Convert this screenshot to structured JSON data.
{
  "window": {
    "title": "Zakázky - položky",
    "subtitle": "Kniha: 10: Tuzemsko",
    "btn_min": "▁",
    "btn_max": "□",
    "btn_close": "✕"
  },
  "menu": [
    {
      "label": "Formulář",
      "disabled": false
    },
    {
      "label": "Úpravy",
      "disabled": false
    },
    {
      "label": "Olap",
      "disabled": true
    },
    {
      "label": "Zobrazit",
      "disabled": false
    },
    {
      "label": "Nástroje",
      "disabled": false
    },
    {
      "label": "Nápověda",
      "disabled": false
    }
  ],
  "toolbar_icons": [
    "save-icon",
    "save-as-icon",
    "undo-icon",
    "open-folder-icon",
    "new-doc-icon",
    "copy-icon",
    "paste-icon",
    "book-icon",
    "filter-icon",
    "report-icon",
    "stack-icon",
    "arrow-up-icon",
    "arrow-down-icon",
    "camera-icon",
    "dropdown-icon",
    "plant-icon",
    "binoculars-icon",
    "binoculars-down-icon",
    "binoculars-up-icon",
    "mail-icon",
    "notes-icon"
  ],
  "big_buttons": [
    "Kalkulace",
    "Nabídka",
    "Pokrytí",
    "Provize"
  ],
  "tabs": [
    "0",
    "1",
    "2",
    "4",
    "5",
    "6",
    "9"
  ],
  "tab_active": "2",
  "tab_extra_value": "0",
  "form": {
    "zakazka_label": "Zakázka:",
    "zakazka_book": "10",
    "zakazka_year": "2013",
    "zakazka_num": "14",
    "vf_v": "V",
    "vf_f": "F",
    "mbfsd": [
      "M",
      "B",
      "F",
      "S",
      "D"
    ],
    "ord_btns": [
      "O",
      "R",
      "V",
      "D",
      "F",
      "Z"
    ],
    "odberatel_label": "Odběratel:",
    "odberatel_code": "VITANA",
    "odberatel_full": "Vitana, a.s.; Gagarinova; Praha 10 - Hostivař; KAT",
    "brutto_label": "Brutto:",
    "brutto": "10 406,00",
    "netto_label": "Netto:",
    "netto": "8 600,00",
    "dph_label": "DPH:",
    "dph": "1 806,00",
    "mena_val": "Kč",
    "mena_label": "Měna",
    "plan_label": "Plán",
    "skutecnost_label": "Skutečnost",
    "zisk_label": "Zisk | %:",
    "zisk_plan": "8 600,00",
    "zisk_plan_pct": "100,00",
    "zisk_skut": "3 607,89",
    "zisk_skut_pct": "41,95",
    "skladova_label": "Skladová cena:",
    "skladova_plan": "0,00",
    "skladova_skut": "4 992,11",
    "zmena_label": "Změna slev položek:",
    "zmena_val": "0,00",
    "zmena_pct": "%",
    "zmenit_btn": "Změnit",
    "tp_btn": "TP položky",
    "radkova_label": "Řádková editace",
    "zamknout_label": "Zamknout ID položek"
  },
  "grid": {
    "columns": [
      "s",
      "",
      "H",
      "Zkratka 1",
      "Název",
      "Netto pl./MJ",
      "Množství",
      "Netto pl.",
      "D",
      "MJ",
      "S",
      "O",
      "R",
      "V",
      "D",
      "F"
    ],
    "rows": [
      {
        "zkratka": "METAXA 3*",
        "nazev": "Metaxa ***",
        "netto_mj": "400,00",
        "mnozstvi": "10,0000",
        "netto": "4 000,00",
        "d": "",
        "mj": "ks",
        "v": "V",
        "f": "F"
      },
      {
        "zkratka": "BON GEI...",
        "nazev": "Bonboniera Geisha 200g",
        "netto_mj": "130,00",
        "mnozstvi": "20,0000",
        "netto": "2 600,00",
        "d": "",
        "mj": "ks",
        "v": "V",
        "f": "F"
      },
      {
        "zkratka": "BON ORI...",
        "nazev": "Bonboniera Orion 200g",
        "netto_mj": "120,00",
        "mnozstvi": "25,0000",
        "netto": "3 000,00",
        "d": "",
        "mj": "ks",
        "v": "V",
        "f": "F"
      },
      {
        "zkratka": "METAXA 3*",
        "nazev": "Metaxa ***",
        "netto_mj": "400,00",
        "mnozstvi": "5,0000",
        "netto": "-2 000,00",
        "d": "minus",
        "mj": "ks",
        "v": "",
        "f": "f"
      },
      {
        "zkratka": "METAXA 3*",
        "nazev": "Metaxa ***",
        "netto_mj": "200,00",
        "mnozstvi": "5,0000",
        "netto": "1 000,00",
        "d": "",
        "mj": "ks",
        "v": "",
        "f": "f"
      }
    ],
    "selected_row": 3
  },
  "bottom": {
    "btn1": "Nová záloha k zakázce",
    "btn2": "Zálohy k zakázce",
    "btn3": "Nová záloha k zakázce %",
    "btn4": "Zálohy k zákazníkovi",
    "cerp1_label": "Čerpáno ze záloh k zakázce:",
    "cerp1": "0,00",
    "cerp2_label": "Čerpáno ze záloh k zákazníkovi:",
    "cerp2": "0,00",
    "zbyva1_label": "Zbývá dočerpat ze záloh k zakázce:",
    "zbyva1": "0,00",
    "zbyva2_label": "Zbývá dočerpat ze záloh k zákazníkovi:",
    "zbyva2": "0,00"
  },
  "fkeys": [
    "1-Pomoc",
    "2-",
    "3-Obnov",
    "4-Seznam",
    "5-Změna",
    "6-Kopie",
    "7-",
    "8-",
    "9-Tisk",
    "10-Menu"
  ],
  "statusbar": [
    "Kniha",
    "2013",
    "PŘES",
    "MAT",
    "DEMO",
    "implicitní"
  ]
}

◆ THE REQUEST ◆
Your task is to repeat every entry exactly.

◆ OUTPUT FOR THIS EXERCISE ◆
Convert this screenshot to structured JSON data.
{
  "window": {
    "title": "Zakázky - položky",
    "subtitle": "Kniha: 10: Tuzemsko",
    "btn_min": "▁",
    "btn_max": "□",
    "btn_close": "✕"
  },
  "menu": [
    {
      "label": "Formulář",
      "disabled": false
    },
    {
      "label": "Úpravy",
      "disabled": false
    },
    {
      "label": "Olap",
      "disabled": true
    },
    {
      "label": "Zobrazit",
      "disabled": false
    },
    {
      "label": "Nástroje",
      "disabled": false
    },
    {
      "label": "Nápověda",
      "disabled": false
    }
  ],
  "toolbar_icons": [
    "save-icon",
    "save-as-icon",
    "undo-icon",
    "open-folder-icon",
    "new-doc-icon",
    "copy-icon",
    "paste-icon",
    "book-icon",
    "filter-icon",
    "report-icon",
    "stack-icon",
    "arrow-up-icon",
    "arrow-down-icon",
    "camera-icon",
    "dropdown-icon",
    "plant-icon",
    "binoculars-icon",
    "binoculars-down-icon",
    "binoculars-up-icon",
    "mail-icon",
    "notes-icon"
  ],
  "big_buttons": [
    "Kalkulace",
    "Nabídka",
    "Pokrytí",
    "Provize"
  ],
  "tabs": [
    "0",
    "1",
    "2",
    "4",
    "5",
    "6",
    "9"
  ],
  "tab_active": "2",
  "tab_extra_value": "0",
  "form": {
    "zakazka_label": "Zakázka:",
    "zakazka_book": "10",
    "zakazka_year": "2013",
    "zakazka_num": "14",
    "vf_v": "V",
    "vf_f": "F",
    "mbfsd": [
      "M",
      "B",
      "F",
      "S",
      "D"
    ],
    "ord_btns": [
      "O",
      "R",
      "V",
      "D",
      "F",
      "Z"
    ],
    "odberatel_label": "Odběratel:",
    "odberatel_code": "VITANA",
    "odberatel_full": "Vitana, a.s.; Gagarinova; Praha 10 - Hostivař; KAT",
    "brutto_label": "Brutto:",
    "brutto": "10 406,00",
    "netto_label": "Netto:",
    "netto": "8 600,00",
    "dph_label": "DPH:",
    "dph": "1 806,00",
    "mena_val": "Kč",
    "mena_label": "Měna",
    "plan_label": "Plán",
    "skutecnost_label": "Skutečnost",
    "zisk_label": "Zisk | %:",
    "zisk_plan": "8 600,00",
    "zisk_plan_pct": "100,00",
    "zisk_skut": "3 607,89",
    "zisk_skut_pct": "41,95",
    "skladova_label": "Skladová cena:",
    "skladova_plan": "0,00",
    "skladova_skut": "4 992,11",
    "zmena_label": "Změna slev položek:",
    "zmena_val": "0,00",
    "zmena_pct": "%",
    "zmenit_btn": "Změnit",
    "tp_btn": "TP položky",
    "radkova_label": "Řádková editace",
    "zamknout_label": "Zamknout ID položek"
  },
  "grid": {
    "columns": [
      "s",
      "",
      "H",
      "Zkratka 1",
      "Název",
      "Netto pl./MJ",
      "Množství",
      "Netto pl.",
      "D",
      "MJ",
      "S",
      "O",
      "R",
      "V",
      "D",
      "F"
    ],
    "rows": [
      {
        "zkratka": "METAXA 3*",
        "nazev": "Metaxa ***",
        "netto_mj": "400,00",
        "mnozstvi": "10,0000",
        "netto": "4 000,00",
        "d": "",
        "mj": "ks",
        "v": "V",
        "f": "F"
      },
      {
        "zkratka": "BON GEI...",
        "nazev": "Bonboniera Geisha 200g",
        "netto_mj": "130,00",
        "mnozstvi": "20,0000",
        "netto": "2 600,00",
        "d": "",
        "mj": "ks",
        "v": "V",
        "f": "F"
      },
      {
        "zkratka": "BON ORI...",
        "nazev": "Bonboniera Orion 200g",
        "netto_mj": "120,00",
        "mnozstvi": "25,0000",
        "netto": "3 000,00",
        "d": "",
        "mj": "ks",
        "v": "V",
        "f": "F"
      },
      {
        "zkratka": "METAXA 3*",
        "nazev": "Metaxa ***",
        "netto_mj": "400,00",
        "mnozstvi": "5,0000",
        "netto": "-2 000,00",
        "d": "minus",
        "mj": "ks",
        "v": "",
        "f": "f"
      },
      {
        "zkratka": "METAXA 3*",
        "nazev": "Metaxa ***",
        "netto_mj": "200,00",
        "mnozstvi": "5,0000",
        "netto": "1 000,00",
        "d": "",
        "mj": "ks",
        "v": "",
        "f": "f"
      }
    ],
    "selected_row": 3
  },
  "bottom": {
    "btn1": "Nová záloha k zakázce",
    "btn2": "Zálohy k zakázce",
    "btn3": "Nová záloha k zakázce %",
    "btn4": "Zálohy k zákazníkovi",
    "cerp1_label": "Čerpáno ze záloh k zakázce:",
    "cerp1": "0,00",
    "cerp2_label": "Čerpáno ze záloh k zákazníkovi:",
    "cerp2": "0,00",
    "zbyva1_label": "Zbývá dočerpat ze záloh k zakázce:",
    "zbyva1": "0,00",
    "zbyva2_label": "Zbývá dočerpat ze záloh k zákazníkovi:",
    "zbyva2": "0,00"
  },
  "fkeys": [
    "1-Pomoc",
    "2-",
    "3-Obnov",
    "4-Seznam",
    "5-Změna",
    "6-Kopie",
    "7-",
    "8-",
    "9-Tisk",
    "10-Menu"
  ],
  "statusbar": [
    "Kniha",
    "2013",
    "PŘES",
    "MAT",
    "DEMO",
    "implicitní"
  ]
}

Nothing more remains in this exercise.